Gather all lines in the entries that include the word "text".

Dataset records

-- Begin --

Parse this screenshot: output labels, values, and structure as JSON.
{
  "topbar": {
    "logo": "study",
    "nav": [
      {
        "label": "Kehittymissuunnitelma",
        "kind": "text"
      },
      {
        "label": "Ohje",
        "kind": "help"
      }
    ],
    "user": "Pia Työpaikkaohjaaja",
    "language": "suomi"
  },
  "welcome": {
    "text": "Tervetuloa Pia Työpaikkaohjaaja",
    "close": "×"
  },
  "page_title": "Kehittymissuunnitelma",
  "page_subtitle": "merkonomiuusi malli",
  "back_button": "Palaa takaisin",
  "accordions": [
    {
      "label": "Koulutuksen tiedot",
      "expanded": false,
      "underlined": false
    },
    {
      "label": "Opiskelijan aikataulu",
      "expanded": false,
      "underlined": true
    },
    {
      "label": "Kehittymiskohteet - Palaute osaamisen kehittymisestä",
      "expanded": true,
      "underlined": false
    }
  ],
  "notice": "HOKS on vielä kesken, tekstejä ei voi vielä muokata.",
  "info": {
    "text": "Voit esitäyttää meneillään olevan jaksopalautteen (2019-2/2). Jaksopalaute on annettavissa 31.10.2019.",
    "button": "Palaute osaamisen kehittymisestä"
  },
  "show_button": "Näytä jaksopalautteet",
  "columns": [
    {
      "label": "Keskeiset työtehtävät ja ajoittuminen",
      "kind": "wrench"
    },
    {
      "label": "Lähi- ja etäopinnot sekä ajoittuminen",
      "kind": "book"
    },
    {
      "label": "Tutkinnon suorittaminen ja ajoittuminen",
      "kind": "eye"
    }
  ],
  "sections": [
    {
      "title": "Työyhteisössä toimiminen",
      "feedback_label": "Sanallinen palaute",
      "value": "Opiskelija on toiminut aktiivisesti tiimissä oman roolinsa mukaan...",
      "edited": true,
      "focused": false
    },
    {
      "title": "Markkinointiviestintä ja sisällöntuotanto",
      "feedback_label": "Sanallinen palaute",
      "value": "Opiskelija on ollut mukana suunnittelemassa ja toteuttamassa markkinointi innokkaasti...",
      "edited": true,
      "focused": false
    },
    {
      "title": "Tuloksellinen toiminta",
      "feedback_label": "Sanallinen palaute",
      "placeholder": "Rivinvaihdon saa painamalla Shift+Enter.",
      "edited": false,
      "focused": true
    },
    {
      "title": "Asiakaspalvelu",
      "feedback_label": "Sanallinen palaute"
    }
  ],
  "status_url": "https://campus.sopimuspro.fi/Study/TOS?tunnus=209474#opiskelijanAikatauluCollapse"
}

-- End --

Output of the task:
        "kind": "text"
    "text": "Tervetuloa Pia Työpaikkaohjaaja",
    "text": "Voit esitäyttää meneillään olevan jaksopalautteen (2019-2/2). Jaksopalaute on annettavissa 31.10.2019.",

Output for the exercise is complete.